── Material shown ──

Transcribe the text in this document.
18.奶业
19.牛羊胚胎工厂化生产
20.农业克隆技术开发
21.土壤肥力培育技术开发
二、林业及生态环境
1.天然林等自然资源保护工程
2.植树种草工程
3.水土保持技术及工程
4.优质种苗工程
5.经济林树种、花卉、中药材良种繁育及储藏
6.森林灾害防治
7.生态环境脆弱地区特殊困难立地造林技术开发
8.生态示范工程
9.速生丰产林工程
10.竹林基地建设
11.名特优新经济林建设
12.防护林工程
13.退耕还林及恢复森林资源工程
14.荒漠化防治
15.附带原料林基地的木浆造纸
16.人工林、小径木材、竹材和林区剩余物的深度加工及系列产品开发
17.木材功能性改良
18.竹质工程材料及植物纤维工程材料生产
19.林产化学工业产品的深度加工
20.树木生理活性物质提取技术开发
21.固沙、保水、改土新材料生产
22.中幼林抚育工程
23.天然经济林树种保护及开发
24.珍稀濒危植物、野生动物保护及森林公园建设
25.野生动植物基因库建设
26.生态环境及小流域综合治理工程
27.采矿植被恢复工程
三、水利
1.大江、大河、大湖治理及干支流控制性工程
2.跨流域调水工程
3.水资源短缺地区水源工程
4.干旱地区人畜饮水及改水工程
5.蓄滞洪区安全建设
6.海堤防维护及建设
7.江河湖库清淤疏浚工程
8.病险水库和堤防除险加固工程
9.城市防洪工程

───

What to produce: Write out the material exactly as given.

Solution to the exercise:
Transcribe the text in this document.
18.奶业
19.牛羊胚胎工厂化生产
20.农业克隆技术开发
21.土壤肥力培育技术开发
二、林业及生态环境
1.天然林等自然资源保护工程
2.植树种草工程
3.水土保持技术及工程
4.优质种苗工程
5.经济林树种、花卉、中药材良种繁育及储藏
6.森林灾害防治
7.生态环境脆弱地区特殊困难立地造林技术开发
8.生态示范工程
9.速生丰产林工程
10.竹林基地建设
11.名特优新经济林建设
12.防护林工程
13.退耕还林及恢复森林资源工程
14.荒漠化防治
15.附带原料林基地的木浆造纸
16.人工林、小径木材、竹材和林区剩余物的深度加工及系列产品开发
17.木材功能性改良
18.竹质工程材料及植物纤维工程材料生产
19.林产化学工业产品的深度加工
20.树木生理活性物质提取技术开发
21.固沙、保水、改土新材料生产
22.中幼林抚育工程
23.天然经济林树种保护及开发
24.珍稀濒危植物、野生动物保护及森林公园建设
25.野生动植物基因库建设
26.生态环境及小流域综合治理工程
27.采矿植被恢复工程
三、水利
1.大江、大河、大湖治理及干支流控制性工程
2.跨流域调水工程
3.水资源短缺地区水源工程
4.干旱地区人畜饮水及改水工程
5.蓄滞洪区安全建设
6.海堤防维护及建设
7.江河湖库清淤疏浚工程
8.病险水库和堤防除险加固工程
9.城市防洪工程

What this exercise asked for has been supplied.